Write out the listing below exactly, and omit any images you find in it.

[Start Data]

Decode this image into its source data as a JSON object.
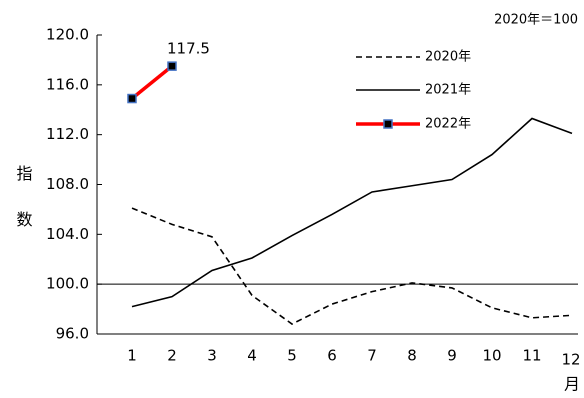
{
  "chart_data": {
    "type": "line",
    "note": "2020年＝100",
    "ylabel": "指数",
    "xlabel": "月",
    "categories": [
      "1",
      "2",
      "3",
      "4",
      "5",
      "6",
      "7",
      "8",
      "9",
      "10",
      "11",
      "12"
    ],
    "series": [
      {
        "name": "2020年",
        "color": "#000000",
        "dash": true,
        "marker": false,
        "values": [
          106.1,
          104.8,
          103.8,
          99.1,
          96.8,
          98.4,
          99.4,
          100.1,
          99.7,
          98.1,
          97.3,
          97.5
        ]
      },
      {
        "name": "2021年",
        "color": "#000000",
        "dash": false,
        "marker": false,
        "values": [
          98.2,
          99.0,
          101.1,
          102.1,
          103.9,
          105.6,
          107.4,
          107.9,
          108.4,
          110.4,
          113.3,
          112.1
        ]
      },
      {
        "name": "2022年",
        "color": "#ff0000",
        "dash": false,
        "marker": true,
        "values": [
          114.9,
          117.5,
          null,
          null,
          null,
          null,
          null,
          null,
          null,
          null,
          null,
          null
        ],
        "value_labels": [
          null,
          "117.5",
          null,
          null,
          null,
          null,
          null,
          null,
          null,
          null,
          null,
          null
        ]
      }
    ],
    "baseline": 100,
    "ylim": [
      96,
      120
    ],
    "yticks": [
      {
        "value": 96,
        "label": "96.0"
      },
      {
        "value": 100,
        "label": "100.0"
      },
      {
        "value": 104,
        "label": "104.0"
      },
      {
        "value": 108,
        "label": "108.0"
      },
      {
        "value": 112,
        "label": "112.0"
      },
      {
        "value": 116,
        "label": "116.0"
      },
      {
        "value": 120,
        "label": "120.0"
      }
    ],
    "legend": "top-right"
  }
}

[End Data]

# Problem solution
Decode this image into its source data as a JSON object.
{
  "chart_data": {
    "type": "line",
    "note": "2020年＝100",
    "ylabel": "指数",
    "xlabel": "月",
    "categories": [
      "1",
      "2",
      "3",
      "4",
      "5",
      "6",
      "7",
      "8",
      "9",
      "10",
      "11",
      "12"
    ],
    "series": [
      {
        "name": "2020年",
        "color": "#000000",
        "dash": true,
        "marker": false,
        "values": [
          106.1,
          104.8,
          103.8,
          99.1,
          96.8,
          98.4,
          99.4,
          100.1,
          99.7,
          98.1,
          97.3,
          97.5
        ]
      },
      {
        "name": "2021年",
        "color": "#000000",
        "dash": false,
        "marker": false,
        "values": [
          98.2,
          99.0,
          101.1,
          102.1,
          103.9,
          105.6,
          107.4,
          107.9,
          108.4,
          110.4,
          113.3,
          112.1
        ]
      },
      {
        "name": "2022年",
        "color": "#ff0000",
        "dash": false,
        "marker": true,
        "values": [
          114.9,
          117.5,
          null,
          null,
          null,
          null,
          null,
          null,
          null,
          null,
          null,
          null
        ],
        "value_labels": [
          null,
          "117.5",
          null,
          null,
          null,
          null,
          null,
          null,
          null,
          null,
          null,
          null
        ]
      }
    ],
    "baseline": 100,
    "ylim": [
      96,
      120
    ],
    "yticks": [
      {
        "value": 96,
        "label": "96.0"
      },
      {
        "value": 100,
        "label": "100.0"
      },
      {
        "value": 104,
        "label": "104.0"
      },
      {
        "value": 108,
        "label": "108.0"
      },
      {
        "value": 112,
        "label": "112.0"
      },
      {
        "value": 116,
        "label": "116.0"
      },
      {
        "value": 120,
        "label": "120.0"
      }
    ],
    "legend": "top-right"
  }
}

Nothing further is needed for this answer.